Find every row below that contains the string "with", matching case, and copy each of those rows in full.

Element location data
+--
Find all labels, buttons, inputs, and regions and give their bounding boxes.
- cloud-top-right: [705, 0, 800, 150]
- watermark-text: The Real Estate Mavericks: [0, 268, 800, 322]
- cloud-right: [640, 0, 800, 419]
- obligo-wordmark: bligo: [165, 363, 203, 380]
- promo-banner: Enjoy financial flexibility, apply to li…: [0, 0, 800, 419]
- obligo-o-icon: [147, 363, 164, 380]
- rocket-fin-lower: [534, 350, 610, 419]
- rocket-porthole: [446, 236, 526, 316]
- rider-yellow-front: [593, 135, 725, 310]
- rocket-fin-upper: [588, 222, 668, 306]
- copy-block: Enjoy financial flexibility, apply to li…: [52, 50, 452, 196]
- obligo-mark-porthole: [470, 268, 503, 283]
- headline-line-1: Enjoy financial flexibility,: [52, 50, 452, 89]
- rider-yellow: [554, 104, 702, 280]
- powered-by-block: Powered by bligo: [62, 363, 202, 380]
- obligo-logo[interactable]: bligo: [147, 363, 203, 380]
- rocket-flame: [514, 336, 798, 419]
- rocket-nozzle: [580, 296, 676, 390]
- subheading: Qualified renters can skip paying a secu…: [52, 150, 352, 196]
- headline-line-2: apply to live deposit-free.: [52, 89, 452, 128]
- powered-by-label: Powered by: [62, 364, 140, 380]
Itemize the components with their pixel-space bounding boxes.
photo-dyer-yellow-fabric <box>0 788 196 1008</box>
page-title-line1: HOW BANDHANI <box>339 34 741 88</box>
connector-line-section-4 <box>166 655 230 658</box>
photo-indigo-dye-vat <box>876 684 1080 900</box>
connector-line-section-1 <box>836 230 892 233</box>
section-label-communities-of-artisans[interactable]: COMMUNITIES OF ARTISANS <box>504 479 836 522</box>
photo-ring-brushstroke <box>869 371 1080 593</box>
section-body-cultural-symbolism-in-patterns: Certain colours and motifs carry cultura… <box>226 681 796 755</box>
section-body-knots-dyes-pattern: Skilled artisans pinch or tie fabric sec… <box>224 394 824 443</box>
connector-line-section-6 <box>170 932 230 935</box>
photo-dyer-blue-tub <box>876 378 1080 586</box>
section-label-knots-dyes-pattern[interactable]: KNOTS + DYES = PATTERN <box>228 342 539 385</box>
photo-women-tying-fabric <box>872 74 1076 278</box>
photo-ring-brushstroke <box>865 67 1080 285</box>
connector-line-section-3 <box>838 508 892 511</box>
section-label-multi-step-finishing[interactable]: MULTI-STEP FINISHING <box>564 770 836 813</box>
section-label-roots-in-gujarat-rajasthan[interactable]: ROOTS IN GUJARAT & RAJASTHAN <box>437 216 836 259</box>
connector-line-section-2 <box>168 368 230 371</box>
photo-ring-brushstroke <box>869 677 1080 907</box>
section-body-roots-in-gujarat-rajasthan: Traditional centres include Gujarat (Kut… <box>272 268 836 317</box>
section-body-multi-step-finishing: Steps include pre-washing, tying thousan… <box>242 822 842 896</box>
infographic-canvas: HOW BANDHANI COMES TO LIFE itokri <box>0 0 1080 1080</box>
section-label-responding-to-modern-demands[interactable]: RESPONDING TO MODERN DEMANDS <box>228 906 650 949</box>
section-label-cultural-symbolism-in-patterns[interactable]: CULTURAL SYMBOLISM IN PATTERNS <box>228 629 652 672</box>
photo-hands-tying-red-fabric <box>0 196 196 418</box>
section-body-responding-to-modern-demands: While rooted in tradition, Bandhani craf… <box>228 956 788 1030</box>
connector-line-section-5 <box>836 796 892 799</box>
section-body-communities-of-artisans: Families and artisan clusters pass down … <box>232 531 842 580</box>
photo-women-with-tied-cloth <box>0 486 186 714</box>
+--
CORRECT ANSWER
Itemize the components with their pixel-space bounding boxes.
photo-women-with-tied-cloth <box>0 486 186 714</box>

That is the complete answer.